WHAT IS REQUIRED: Your task is to transcribe the records exactly, skipping every image.

○ ○ ○ ○ ○

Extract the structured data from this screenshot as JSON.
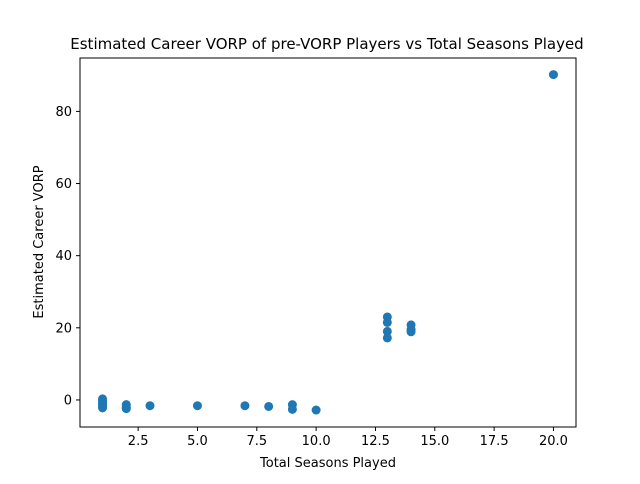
{
  "chart_data": {
    "type": "scatter",
    "title": "Estimated Career VORP of pre-VORP Players vs Total Seasons Played",
    "xlabel": "Total Seasons Played",
    "ylabel": "Estimated Career VORP",
    "xlim": [
      0.05,
      20.95
    ],
    "ylim": [
      -7.5,
      94.8
    ],
    "x_ticks": [
      2.5,
      5.0,
      7.5,
      10.0,
      12.5,
      15.0,
      17.5,
      20.0
    ],
    "x_tick_labels": [
      "2.5",
      "5.0",
      "7.5",
      "10.0",
      "12.5",
      "15.0",
      "17.5",
      "20.0"
    ],
    "y_ticks": [
      0,
      20,
      40,
      60,
      80
    ],
    "y_tick_labels": [
      "0",
      "20",
      "40",
      "60",
      "80"
    ],
    "grid": false,
    "legend": "none",
    "marker_color": "#1f77b4",
    "points": [
      {
        "x": 1,
        "y": 0.3
      },
      {
        "x": 1,
        "y": -0.3
      },
      {
        "x": 1,
        "y": -0.8
      },
      {
        "x": 1,
        "y": -1.3
      },
      {
        "x": 1,
        "y": -1.8
      },
      {
        "x": 1,
        "y": -2.2
      },
      {
        "x": 2,
        "y": -1.3
      },
      {
        "x": 2,
        "y": -2.0
      },
      {
        "x": 2,
        "y": -2.4
      },
      {
        "x": 3,
        "y": -1.6
      },
      {
        "x": 5,
        "y": -1.6
      },
      {
        "x": 7,
        "y": -1.6
      },
      {
        "x": 8,
        "y": -1.8
      },
      {
        "x": 9,
        "y": -1.3
      },
      {
        "x": 9,
        "y": -2.6
      },
      {
        "x": 10,
        "y": -2.8
      },
      {
        "x": 13,
        "y": 23.0
      },
      {
        "x": 13,
        "y": 21.5
      },
      {
        "x": 13,
        "y": 19.0
      },
      {
        "x": 13,
        "y": 17.2
      },
      {
        "x": 14,
        "y": 20.8
      },
      {
        "x": 14,
        "y": 19.5
      },
      {
        "x": 14,
        "y": 18.9
      },
      {
        "x": 20,
        "y": 90.2
      }
    ]
  }
}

○ ○ ○ ○ ○

OUTPUT FOR THIS EXERCISE:
Extract the structured data from this screenshot as JSON.
{
  "chart_data": {
    "type": "scatter",
    "title": "Estimated Career VORP of pre-VORP Players vs Total Seasons Played",
    "xlabel": "Total Seasons Played",
    "ylabel": "Estimated Career VORP",
    "xlim": [
      0.05,
      20.95
    ],
    "ylim": [
      -7.5,
      94.8
    ],
    "x_ticks": [
      2.5,
      5.0,
      7.5,
      10.0,
      12.5,
      15.0,
      17.5,
      20.0
    ],
    "x_tick_labels": [
      "2.5",
      "5.0",
      "7.5",
      "10.0",
      "12.5",
      "15.0",
      "17.5",
      "20.0"
    ],
    "y_ticks": [
      0,
      20,
      40,
      60,
      80
    ],
    "y_tick_labels": [
      "0",
      "20",
      "40",
      "60",
      "80"
    ],
    "grid": false,
    "legend": "none",
    "marker_color": "#1f77b4",
    "points": [
      {
        "x": 1,
        "y": 0.3
      },
      {
        "x": 1,
        "y": -0.3
      },
      {
        "x": 1,
        "y": -0.8
      },
      {
        "x": 1,
        "y": -1.3
      },
      {
        "x": 1,
        "y": -1.8
      },
      {
        "x": 1,
        "y": -2.2
      },
      {
        "x": 2,
        "y": -1.3
      },
      {
        "x": 2,
        "y": -2.0
      },
      {
        "x": 2,
        "y": -2.4
      },
      {
        "x": 3,
        "y": -1.6
      },
      {
        "x": 5,
        "y": -1.6
      },
      {
        "x": 7,
        "y": -1.6
      },
      {
        "x": 8,
        "y": -1.8
      },
      {
        "x": 9,
        "y": -1.3
      },
      {
        "x": 9,
        "y": -2.6
      },
      {
        "x": 10,
        "y": -2.8
      },
      {
        "x": 13,
        "y": 23.0
      },
      {
        "x": 13,
        "y": 21.5
      },
      {
        "x": 13,
        "y": 19.0
      },
      {
        "x": 13,
        "y": 17.2
      },
      {
        "x": 14,
        "y": 20.8
      },
      {
        "x": 14,
        "y": 19.5
      },
      {
        "x": 14,
        "y": 18.9
      },
      {
        "x": 20,
        "y": 90.2
      }
    ]
  }
}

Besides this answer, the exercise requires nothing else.